══ Extrait du texte

Seulement, contrairement à d’autres prestataires, le Cles ne répond pas aux critères du décret et de l’arrêté qui prévoient une certification reconnue à l’international et par les entreprises.

En effet, les annonces initiales du Premier ministre s’inscrivaient dans un discours sur le commerce extérieur et visaient à « mieux accompagner les entreprises sur les marchés internationaux concurrentiels », comme le rappelle Frédérique Vidal, dans cette réponse écrite à un sénateur.

Une mise en œuvre en 2021 malgré « une opposition massive »

Malgré ces contestations, le ministère signe en décembre 2020 un contrat de quatre ans avec PeopleCert, un organisme britannique, pour fournir les examens et la certification en anglais à compter de 2021.

Ce n’est donc pas ETS Global, entreprise éditrice des fameux tests Toefl et Toeic, qui emporte le marché comme beaucoup le craignaient. Mais les critiques se poursuivent…cette fois sur le manque de notoriété de PeopleCert.

════
══ Données fournies

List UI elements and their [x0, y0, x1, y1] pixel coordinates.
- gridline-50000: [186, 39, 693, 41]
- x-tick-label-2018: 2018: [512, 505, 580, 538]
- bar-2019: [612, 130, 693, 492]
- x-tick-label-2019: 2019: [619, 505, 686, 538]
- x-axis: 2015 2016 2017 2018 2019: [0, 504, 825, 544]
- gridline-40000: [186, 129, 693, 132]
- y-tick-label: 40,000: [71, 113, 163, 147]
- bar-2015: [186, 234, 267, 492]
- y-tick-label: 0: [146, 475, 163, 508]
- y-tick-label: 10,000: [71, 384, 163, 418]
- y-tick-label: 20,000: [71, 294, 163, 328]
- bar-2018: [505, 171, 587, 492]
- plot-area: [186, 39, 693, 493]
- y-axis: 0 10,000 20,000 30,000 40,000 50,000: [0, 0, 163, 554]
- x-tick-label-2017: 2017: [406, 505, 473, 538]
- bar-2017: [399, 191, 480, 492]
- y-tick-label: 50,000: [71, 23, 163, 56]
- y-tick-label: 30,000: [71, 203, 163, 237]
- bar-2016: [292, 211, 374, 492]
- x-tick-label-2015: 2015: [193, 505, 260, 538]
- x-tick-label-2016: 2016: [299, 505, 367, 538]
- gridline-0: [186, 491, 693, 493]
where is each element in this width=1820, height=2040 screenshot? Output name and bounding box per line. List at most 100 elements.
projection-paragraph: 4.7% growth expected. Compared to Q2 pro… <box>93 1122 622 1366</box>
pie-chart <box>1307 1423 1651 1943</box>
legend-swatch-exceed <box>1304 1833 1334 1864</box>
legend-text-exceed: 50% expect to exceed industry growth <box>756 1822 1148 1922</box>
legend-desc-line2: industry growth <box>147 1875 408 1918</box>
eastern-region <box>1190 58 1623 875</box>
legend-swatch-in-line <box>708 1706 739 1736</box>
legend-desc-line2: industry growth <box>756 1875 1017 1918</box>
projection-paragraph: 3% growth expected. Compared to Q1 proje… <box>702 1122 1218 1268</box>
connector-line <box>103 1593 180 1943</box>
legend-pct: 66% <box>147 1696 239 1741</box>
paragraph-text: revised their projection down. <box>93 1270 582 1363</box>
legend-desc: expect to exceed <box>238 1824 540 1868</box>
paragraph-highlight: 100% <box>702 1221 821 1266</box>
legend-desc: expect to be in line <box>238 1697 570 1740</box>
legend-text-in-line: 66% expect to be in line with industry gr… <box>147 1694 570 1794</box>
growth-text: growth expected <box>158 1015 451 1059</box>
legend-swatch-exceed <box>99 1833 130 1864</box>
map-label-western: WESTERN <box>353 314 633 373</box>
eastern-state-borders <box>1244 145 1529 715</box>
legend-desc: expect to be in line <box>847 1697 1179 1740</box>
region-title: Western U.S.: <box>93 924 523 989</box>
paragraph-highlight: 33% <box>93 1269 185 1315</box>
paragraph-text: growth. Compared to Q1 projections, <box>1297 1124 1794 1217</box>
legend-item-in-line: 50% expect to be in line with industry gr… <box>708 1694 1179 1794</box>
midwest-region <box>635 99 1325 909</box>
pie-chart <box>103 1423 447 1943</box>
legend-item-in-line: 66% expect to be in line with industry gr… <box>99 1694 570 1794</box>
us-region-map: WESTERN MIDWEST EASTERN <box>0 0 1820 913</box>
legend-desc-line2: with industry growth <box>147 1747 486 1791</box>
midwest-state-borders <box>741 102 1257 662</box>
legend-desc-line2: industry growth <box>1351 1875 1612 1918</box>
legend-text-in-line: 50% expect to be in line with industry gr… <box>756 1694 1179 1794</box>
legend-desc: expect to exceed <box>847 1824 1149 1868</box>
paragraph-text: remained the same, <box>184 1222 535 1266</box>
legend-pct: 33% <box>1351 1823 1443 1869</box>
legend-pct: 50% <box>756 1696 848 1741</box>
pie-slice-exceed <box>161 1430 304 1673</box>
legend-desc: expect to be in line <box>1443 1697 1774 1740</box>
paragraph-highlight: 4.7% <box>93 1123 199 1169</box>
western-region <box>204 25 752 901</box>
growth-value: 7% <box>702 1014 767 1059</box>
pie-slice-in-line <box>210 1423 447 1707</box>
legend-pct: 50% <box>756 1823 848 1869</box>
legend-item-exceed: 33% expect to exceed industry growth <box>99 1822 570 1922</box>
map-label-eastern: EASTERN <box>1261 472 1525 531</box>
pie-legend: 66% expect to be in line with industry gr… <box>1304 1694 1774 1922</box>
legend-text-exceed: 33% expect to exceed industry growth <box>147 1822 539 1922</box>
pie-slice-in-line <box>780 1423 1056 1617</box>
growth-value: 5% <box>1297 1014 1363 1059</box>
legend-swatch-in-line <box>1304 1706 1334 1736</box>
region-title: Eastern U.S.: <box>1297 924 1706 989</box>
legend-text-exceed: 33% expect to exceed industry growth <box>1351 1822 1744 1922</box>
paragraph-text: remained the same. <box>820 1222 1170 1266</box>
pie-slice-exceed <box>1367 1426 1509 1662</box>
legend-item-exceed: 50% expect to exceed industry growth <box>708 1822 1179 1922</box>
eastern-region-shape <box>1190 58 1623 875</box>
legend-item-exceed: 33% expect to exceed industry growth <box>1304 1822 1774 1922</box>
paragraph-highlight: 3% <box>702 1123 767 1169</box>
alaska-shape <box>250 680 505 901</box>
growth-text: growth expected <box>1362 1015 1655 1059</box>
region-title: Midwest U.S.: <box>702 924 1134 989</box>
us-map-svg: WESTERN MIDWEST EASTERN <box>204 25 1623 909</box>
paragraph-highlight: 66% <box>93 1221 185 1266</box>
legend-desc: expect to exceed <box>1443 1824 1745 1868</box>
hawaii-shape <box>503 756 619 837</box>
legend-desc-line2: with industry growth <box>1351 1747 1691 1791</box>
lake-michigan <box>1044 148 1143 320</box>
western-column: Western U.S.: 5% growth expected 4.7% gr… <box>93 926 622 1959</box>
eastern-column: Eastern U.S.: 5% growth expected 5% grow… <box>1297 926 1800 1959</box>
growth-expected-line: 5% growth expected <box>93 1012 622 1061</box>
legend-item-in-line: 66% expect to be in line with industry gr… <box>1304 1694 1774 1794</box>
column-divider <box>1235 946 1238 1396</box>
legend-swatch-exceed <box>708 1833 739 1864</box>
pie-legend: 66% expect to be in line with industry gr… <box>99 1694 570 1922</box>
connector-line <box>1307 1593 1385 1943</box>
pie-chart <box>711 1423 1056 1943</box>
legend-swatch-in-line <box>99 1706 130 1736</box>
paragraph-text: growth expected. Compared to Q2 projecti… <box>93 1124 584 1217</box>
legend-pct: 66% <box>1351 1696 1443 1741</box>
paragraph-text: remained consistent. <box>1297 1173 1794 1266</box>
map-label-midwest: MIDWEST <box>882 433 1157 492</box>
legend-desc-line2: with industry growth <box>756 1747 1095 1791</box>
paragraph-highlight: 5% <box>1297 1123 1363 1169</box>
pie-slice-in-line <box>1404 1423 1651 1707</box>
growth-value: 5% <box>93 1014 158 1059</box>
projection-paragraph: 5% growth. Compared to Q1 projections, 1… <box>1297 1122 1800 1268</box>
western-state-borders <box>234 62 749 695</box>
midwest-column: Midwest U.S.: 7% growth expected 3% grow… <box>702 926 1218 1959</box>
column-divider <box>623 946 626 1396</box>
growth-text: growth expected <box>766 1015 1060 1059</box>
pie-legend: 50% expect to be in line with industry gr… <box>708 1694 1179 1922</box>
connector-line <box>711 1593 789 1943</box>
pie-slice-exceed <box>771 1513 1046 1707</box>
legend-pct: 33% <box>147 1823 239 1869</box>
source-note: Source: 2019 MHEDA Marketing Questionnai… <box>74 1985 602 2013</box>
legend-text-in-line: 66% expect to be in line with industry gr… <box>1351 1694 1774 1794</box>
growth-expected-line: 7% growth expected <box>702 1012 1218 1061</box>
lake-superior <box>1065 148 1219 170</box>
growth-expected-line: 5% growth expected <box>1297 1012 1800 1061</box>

════

■ Consigne ■
Recopiez mot pour mot le passage de l'extrait sur la certification en anglais qui commence aux mots « En effet, les » et s'arrête après « compter de 2021. ». Ces données constituent un matériau distinct de l'extrait sur la certification en anglais.

■ Résultat ■
En effet, les annonces initiales du Premier ministre s’inscrivaient dans un discours sur le commerce extérieur et visaient à « mieux accompagner les entreprises sur les marchés internationaux concurrentiels », comme le rappelle Frédérique Vidal, dans cette réponse écrite à un sénateur.

Une mise en œuvre en 2021 malgré « une opposition massive »

Malgré ces contestations, le ministère signe en décembre 2020 un contrat de quatre ans avec PeopleCert, un organisme britannique, pour fournir les examens et la certification en anglais à compter de 2021.